■ Required work: Find each line in the material below that contains the word "loop" and copy every one of those lines in full.

○ ○ ○ ○

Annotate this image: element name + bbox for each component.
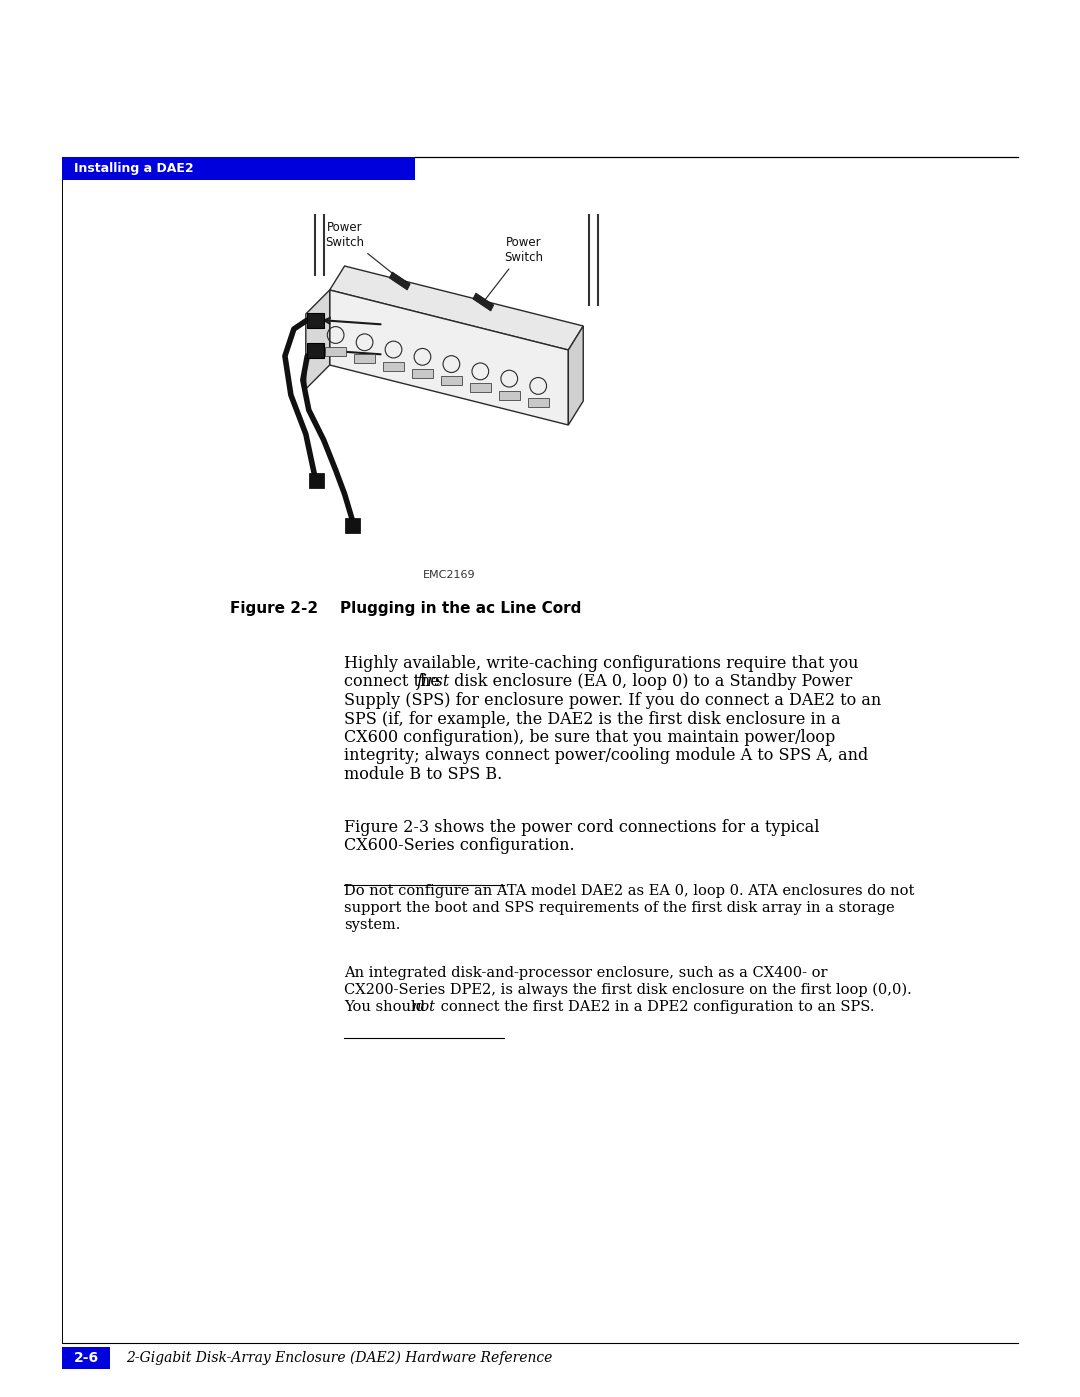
Text: Power
Switch: Power Switch — [485, 236, 543, 300]
Text: SPS (if, for example, the DAE2 is the first disk enclosure in a: SPS (if, for example, the DAE2 is the fi… — [345, 711, 840, 728]
Bar — [308, 313, 324, 327]
Bar — [345, 518, 360, 534]
Text: support the boot and SPS requirements of the first disk array in a storage: support the boot and SPS requirements of… — [345, 901, 894, 915]
Bar — [308, 342, 324, 358]
Polygon shape — [329, 291, 568, 425]
Polygon shape — [306, 291, 329, 388]
Text: Do not configure an ATA model DAE2 as EA 0, loop 0. ATA enclosures do not: Do not configure an ATA model DAE2 as EA… — [345, 884, 915, 898]
Bar — [62, 156, 415, 180]
Text: Figure 2-3 shows the power cord connections for a typical: Figure 2-3 shows the power cord connecti… — [345, 819, 820, 835]
Text: CX600 configuration), be sure that you maintain power/loop: CX600 configuration), be sure that you m… — [345, 729, 835, 746]
Text: Plugging in the ac Line Cord: Plugging in the ac Line Cord — [340, 601, 581, 616]
Bar — [499, 391, 519, 400]
Polygon shape — [389, 272, 410, 291]
Text: 2-Gigabit Disk-Array Enclosure (DAE2) Hardware Reference: 2-Gigabit Disk-Array Enclosure (DAE2) Ha… — [126, 1351, 552, 1365]
Text: not: not — [411, 1000, 436, 1014]
Text: Figure 2-2: Figure 2-2 — [230, 601, 319, 616]
Text: first: first — [417, 673, 450, 690]
Bar — [470, 383, 490, 393]
Text: Supply (SPS) for enclosure power. If you do connect a DAE2 to an: Supply (SPS) for enclosure power. If you… — [345, 692, 881, 710]
Text: Installing a DAE2: Installing a DAE2 — [75, 162, 193, 175]
Text: 2-6: 2-6 — [73, 1351, 98, 1365]
Polygon shape — [568, 326, 583, 425]
Bar — [62, 1347, 110, 1369]
Text: An integrated disk-and-processor enclosure, such as a CX400- or: An integrated disk-and-processor enclosu… — [345, 965, 827, 981]
Text: system.: system. — [345, 918, 401, 932]
Text: EMC2169: EMC2169 — [422, 570, 475, 580]
Text: CX600-Series configuration.: CX600-Series configuration. — [345, 837, 575, 855]
Text: Highly available, write-caching configurations require that you: Highly available, write-caching configur… — [345, 655, 859, 672]
Bar — [383, 362, 404, 370]
Bar — [354, 355, 375, 363]
Text: You should: You should — [345, 1000, 430, 1014]
Text: CX200-Series DPE2, is always the first disk enclosure on the first loop (0,0).: CX200-Series DPE2, is always the first d… — [345, 982, 912, 997]
Text: disk enclosure (EA 0, loop 0) to a Standby Power: disk enclosure (EA 0, loop 0) to a Stand… — [449, 673, 852, 690]
Bar — [411, 369, 433, 377]
Polygon shape — [473, 293, 494, 312]
Text: integrity; always connect power/cooling module A to SPS A, and: integrity; always connect power/cooling … — [345, 747, 868, 764]
Bar — [309, 474, 324, 488]
Text: Power
Switch: Power Switch — [325, 221, 396, 277]
Bar — [528, 398, 549, 407]
Text: connect the first DAE2 in a DPE2 configuration to an SPS.: connect the first DAE2 in a DPE2 configu… — [436, 1000, 875, 1014]
Text: module B to SPS B.: module B to SPS B. — [345, 766, 502, 782]
Text: connect the: connect the — [345, 673, 445, 690]
Polygon shape — [329, 265, 583, 351]
Bar — [441, 376, 462, 386]
Bar — [325, 346, 346, 356]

○ ○ ○ ○

■ Written solution:
Text: Do not configure an ATA model DAE2 as EA 0, loop 0. ATA enclosures do not: Do not configure an ATA model DAE2 as EA… — [345, 884, 915, 898]
Text: CX600 configuration), be sure that you maintain power/loop: CX600 configuration), be sure that you m… — [345, 729, 835, 746]
Text: CX200-Series DPE2, is always the first disk enclosure on the first loop (0,0).: CX200-Series DPE2, is always the first d… — [345, 982, 912, 997]
Text: disk enclosure (EA 0, loop 0) to a Standby Power: disk enclosure (EA 0, loop 0) to a Stand… — [449, 673, 852, 690]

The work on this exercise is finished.